Task material ->

········

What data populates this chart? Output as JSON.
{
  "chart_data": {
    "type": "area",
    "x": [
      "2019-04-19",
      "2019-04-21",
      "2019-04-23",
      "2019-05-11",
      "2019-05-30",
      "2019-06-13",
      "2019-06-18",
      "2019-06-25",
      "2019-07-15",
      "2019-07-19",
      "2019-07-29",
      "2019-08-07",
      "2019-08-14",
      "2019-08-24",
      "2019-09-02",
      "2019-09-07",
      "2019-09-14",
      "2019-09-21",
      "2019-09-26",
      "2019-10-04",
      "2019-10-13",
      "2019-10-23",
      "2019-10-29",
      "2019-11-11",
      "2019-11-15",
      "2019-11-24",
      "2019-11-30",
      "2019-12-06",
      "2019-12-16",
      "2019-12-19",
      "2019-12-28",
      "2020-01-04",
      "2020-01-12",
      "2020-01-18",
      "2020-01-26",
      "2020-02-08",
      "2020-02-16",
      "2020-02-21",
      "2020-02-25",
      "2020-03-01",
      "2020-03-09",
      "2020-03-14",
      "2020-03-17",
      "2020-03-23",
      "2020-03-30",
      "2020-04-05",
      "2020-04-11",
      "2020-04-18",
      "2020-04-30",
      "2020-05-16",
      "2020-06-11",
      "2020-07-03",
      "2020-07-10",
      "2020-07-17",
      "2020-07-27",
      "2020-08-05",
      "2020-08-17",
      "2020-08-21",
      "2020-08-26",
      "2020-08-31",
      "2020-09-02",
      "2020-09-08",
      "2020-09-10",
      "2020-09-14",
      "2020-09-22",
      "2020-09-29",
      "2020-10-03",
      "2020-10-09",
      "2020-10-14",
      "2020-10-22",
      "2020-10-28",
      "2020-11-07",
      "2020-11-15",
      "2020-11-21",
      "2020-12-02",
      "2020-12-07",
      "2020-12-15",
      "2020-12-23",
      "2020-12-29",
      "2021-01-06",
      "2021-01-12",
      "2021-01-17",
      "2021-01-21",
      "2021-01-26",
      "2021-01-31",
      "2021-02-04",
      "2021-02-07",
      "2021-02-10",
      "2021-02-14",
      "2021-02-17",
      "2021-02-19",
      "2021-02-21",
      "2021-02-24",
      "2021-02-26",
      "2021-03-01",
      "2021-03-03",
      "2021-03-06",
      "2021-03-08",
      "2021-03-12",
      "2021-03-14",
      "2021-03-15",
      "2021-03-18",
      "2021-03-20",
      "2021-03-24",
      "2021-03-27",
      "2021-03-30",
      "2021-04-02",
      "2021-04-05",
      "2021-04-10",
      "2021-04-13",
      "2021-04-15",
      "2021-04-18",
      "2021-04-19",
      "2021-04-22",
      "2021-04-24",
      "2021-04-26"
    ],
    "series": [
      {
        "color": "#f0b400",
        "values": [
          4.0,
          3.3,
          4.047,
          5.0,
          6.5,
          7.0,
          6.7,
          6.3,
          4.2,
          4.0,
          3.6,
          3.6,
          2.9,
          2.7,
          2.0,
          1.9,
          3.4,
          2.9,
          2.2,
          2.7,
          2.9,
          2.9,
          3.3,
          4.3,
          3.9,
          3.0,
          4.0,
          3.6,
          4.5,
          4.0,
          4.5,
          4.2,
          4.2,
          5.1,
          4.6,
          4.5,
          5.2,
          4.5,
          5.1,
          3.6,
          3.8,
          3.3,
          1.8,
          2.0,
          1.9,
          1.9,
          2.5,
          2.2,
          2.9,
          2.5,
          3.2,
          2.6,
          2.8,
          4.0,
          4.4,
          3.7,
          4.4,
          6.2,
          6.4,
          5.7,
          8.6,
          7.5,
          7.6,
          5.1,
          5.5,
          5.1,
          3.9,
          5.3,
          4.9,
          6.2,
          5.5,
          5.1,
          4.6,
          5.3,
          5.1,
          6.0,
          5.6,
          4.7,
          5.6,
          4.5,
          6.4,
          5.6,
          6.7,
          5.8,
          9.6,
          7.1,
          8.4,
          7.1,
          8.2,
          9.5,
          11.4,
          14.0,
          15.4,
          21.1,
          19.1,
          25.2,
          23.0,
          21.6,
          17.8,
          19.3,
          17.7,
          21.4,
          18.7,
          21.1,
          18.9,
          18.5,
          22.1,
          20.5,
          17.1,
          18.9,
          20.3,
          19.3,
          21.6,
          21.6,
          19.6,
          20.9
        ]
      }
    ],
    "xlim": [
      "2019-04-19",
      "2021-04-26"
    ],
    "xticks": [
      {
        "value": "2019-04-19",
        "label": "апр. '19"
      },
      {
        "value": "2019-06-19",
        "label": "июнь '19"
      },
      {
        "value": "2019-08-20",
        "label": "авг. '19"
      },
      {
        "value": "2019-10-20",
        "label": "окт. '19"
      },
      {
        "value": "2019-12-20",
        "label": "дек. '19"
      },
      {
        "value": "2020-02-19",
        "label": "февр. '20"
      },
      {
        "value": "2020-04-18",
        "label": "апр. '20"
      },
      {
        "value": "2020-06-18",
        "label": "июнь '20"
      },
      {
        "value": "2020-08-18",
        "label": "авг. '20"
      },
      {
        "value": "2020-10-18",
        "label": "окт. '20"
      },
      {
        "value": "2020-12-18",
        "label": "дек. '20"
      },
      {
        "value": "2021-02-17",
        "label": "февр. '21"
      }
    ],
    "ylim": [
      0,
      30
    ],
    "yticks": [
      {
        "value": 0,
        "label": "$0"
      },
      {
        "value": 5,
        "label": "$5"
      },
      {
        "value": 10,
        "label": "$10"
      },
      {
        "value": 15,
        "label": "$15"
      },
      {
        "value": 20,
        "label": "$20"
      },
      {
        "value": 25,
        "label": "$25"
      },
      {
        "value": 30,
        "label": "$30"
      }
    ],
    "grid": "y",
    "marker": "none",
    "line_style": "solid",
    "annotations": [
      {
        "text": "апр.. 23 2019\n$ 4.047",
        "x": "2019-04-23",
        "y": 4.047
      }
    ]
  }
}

········

What needs to be done -> Return the whole listing exactly, with every line included.

Task response ->
What data populates this chart? Output as JSON.
{
  "chart_data": {
    "type": "area",
    "x": [
      "2019-04-19",
      "2019-04-21",
      "2019-04-23",
      "2019-05-11",
      "2019-05-30",
      "2019-06-13",
      "2019-06-18",
      "2019-06-25",
      "2019-07-15",
      "2019-07-19",
      "2019-07-29",
      "2019-08-07",
      "2019-08-14",
      "2019-08-24",
      "2019-09-02",
      "2019-09-07",
      "2019-09-14",
      "2019-09-21",
      "2019-09-26",
      "2019-10-04",
      "2019-10-13",
      "2019-10-23",
      "2019-10-29",
      "2019-11-11",
      "2019-11-15",
      "2019-11-24",
      "2019-11-30",
      "2019-12-06",
      "2019-12-16",
      "2019-12-19",
      "2019-12-28",
      "2020-01-04",
      "2020-01-12",
      "2020-01-18",
      "2020-01-26",
      "2020-02-08",
      "2020-02-16",
      "2020-02-21",
      "2020-02-25",
      "2020-03-01",
      "2020-03-09",
      "2020-03-14",
      "2020-03-17",
      "2020-03-23",
      "2020-03-30",
      "2020-04-05",
      "2020-04-11",
      "2020-04-18",
      "2020-04-30",
      "2020-05-16",
      "2020-06-11",
      "2020-07-03",
      "2020-07-10",
      "2020-07-17",
      "2020-07-27",
      "2020-08-05",
      "2020-08-17",
      "2020-08-21",
      "2020-08-26",
      "2020-08-31",
      "2020-09-02",
      "2020-09-08",
      "2020-09-10",
      "2020-09-14",
      "2020-09-22",
      "2020-09-29",
      "2020-10-03",
      "2020-10-09",
      "2020-10-14",
      "2020-10-22",
      "2020-10-28",
      "2020-11-07",
      "2020-11-15",
      "2020-11-21",
      "2020-12-02",
      "2020-12-07",
      "2020-12-15",
      "2020-12-23",
      "2020-12-29",
      "2021-01-06",
      "2021-01-12",
      "2021-01-17",
      "2021-01-21",
      "2021-01-26",
      "2021-01-31",
      "2021-02-04",
      "2021-02-07",
      "2021-02-10",
      "2021-02-14",
      "2021-02-17",
      "2021-02-19",
      "2021-02-21",
      "2021-02-24",
      "2021-02-26",
      "2021-03-01",
      "2021-03-03",
      "2021-03-06",
      "2021-03-08",
      "2021-03-12",
      "2021-03-14",
      "2021-03-15",
      "2021-03-18",
      "2021-03-20",
      "2021-03-24",
      "2021-03-27",
      "2021-03-30",
      "2021-04-02",
      "2021-04-05",
      "2021-04-10",
      "2021-04-13",
      "2021-04-15",
      "2021-04-18",
      "2021-04-19",
      "2021-04-22",
      "2021-04-24",
      "2021-04-26"
    ],
    "series": [
      {
        "color": "#f0b400",
        "values": [
          4.0,
          3.3,
          4.047,
          5.0,
          6.5,
          7.0,
          6.7,
          6.3,
          4.2,
          4.0,
          3.6,
          3.6,
          2.9,
          2.7,
          2.0,
          1.9,
          3.4,
          2.9,
          2.2,
          2.7,
          2.9,
          2.9,
          3.3,
          4.3,
          3.9,
          3.0,
          4.0,
          3.6,
          4.5,
          4.0,
          4.5,
          4.2,
          4.2,
          5.1,
          4.6,
          4.5,
          5.2,
          4.5,
          5.1,
          3.6,
          3.8,
          3.3,
          1.8,
          2.0,
          1.9,
          1.9,
          2.5,
          2.2,
          2.9,
          2.5,
          3.2,
          2.6,
          2.8,
          4.0,
          4.4,
          3.7,
          4.4,
          6.2,
          6.4,
          5.7,
          8.6,
          7.5,
          7.6,
          5.1,
          5.5,
          5.1,
          3.9,
          5.3,
          4.9,
          6.2,
          5.5,
          5.1,
          4.6,
          5.3,
          5.1,
          6.0,
          5.6,
          4.7,
          5.6,
          4.5,
          6.4,
          5.6,
          6.7,
          5.8,
          9.6,
          7.1,
          8.4,
          7.1,
          8.2,
          9.5,
          11.4,
          14.0,
          15.4,
          21.1,
          19.1,
          25.2,
          23.0,
          21.6,
          17.8,
          19.3,
          17.7,
          21.4,
          18.7,
          21.1,
          18.9,
          18.5,
          22.1,
          20.5,
          17.1,
          18.9,
          20.3,
          19.3,
          21.6,
          21.6,
          19.6,
          20.9
        ]
      }
    ],
    "xlim": [
      "2019-04-19",
      "2021-04-26"
    ],
    "xticks": [
      {
        "value": "2019-04-19",
        "label": "апр. '19"
      },
      {
        "value": "2019-06-19",
        "label": "июнь '19"
      },
      {
        "value": "2019-08-20",
        "label": "авг. '19"
      },
      {
        "value": "2019-10-20",
        "label": "окт. '19"
      },
      {
        "value": "2019-12-20",
        "label": "дек. '19"
      },
      {
        "value": "2020-02-19",
        "label": "февр. '20"
      },
      {
        "value": "2020-04-18",
        "label": "апр. '20"
      },
      {
        "value": "2020-06-18",
        "label": "июнь '20"
      },
      {
        "value": "2020-08-18",
        "label": "авг. '20"
      },
      {
        "value": "2020-10-18",
        "label": "окт. '20"
      },
      {
        "value": "2020-12-18",
        "label": "дек. '20"
      },
      {
        "value": "2021-02-17",
        "label": "февр. '21"
      }
    ],
    "ylim": [
      0,
      30
    ],
    "yticks": [
      {
        "value": 0,
        "label": "$0"
      },
      {
        "value": 5,
        "label": "$5"
      },
      {
        "value": 10,
        "label": "$10"
      },
      {
        "value": 15,
        "label": "$15"
      },
      {
        "value": 20,
        "label": "$20"
      },
      {
        "value": 25,
        "label": "$25"
      },
      {
        "value": 30,
        "label": "$30"
      }
    ],
    "grid": "y",
    "marker": "none",
    "line_style": "solid",
    "annotations": [
      {
        "text": "апр.. 23 2019\n$ 4.047",
        "x": "2019-04-23",
        "y": 4.047
      }
    ]
  }
}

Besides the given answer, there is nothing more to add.